*Given instruction*.
Output every line of the data exactly as it appears.

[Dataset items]

----------

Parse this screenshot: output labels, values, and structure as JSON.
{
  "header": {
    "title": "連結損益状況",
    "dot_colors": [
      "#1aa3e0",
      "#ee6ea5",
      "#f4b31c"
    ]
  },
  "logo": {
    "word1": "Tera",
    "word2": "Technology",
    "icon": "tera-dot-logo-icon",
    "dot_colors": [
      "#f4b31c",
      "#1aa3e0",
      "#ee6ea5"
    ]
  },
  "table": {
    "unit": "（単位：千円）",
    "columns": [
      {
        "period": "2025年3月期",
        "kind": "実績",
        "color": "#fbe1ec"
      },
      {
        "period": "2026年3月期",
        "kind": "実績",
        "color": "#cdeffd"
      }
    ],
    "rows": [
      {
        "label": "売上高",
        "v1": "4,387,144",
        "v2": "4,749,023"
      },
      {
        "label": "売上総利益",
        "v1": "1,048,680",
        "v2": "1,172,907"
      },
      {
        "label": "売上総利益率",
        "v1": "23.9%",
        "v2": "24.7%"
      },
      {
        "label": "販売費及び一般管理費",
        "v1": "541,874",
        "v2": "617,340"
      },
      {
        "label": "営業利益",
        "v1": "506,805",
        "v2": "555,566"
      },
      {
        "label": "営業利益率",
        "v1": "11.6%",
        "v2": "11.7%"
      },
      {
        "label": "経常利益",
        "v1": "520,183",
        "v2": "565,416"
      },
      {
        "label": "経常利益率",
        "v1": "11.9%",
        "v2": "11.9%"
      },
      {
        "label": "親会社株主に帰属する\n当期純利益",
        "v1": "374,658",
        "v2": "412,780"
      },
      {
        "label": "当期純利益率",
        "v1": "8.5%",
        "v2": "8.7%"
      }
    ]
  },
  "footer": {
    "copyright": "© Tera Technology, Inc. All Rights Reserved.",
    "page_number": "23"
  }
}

----------

*Worked answer*.
Parse this screenshot: output labels, values, and structure as JSON.
{
  "header": {
    "title": "連結損益状況",
    "dot_colors": [
      "#1aa3e0",
      "#ee6ea5",
      "#f4b31c"
    ]
  },
  "logo": {
    "word1": "Tera",
    "word2": "Technology",
    "icon": "tera-dot-logo-icon",
    "dot_colors": [
      "#f4b31c",
      "#1aa3e0",
      "#ee6ea5"
    ]
  },
  "table": {
    "unit": "（単位：千円）",
    "columns": [
      {
        "period": "2025年3月期",
        "kind": "実績",
        "color": "#fbe1ec"
      },
      {
        "period": "2026年3月期",
        "kind": "実績",
        "color": "#cdeffd"
      }
    ],
    "rows": [
      {
        "label": "売上高",
        "v1": "4,387,144",
        "v2": "4,749,023"
      },
      {
        "label": "売上総利益",
        "v1": "1,048,680",
        "v2": "1,172,907"
      },
      {
        "label": "売上総利益率",
        "v1": "23.9%",
        "v2": "24.7%"
      },
      {
        "label": "販売費及び一般管理費",
        "v1": "541,874",
        "v2": "617,340"
      },
      {
        "label": "営業利益",
        "v1": "506,805",
        "v2": "555,566"
      },
      {
        "label": "営業利益率",
        "v1": "11.6%",
        "v2": "11.7%"
      },
      {
        "label": "経常利益",
        "v1": "520,183",
        "v2": "565,416"
      },
      {
        "label": "経常利益率",
        "v1": "11.9%",
        "v2": "11.9%"
      },
      {
        "label": "親会社株主に帰属する\n当期純利益",
        "v1": "374,658",
        "v2": "412,780"
      },
      {
        "label": "当期純利益率",
        "v1": "8.5%",
        "v2": "8.7%"
      }
    ]
  },
  "footer": {
    "copyright": "© Tera Technology, Inc. All Rights Reserved.",
    "page_number": "23"
  }
}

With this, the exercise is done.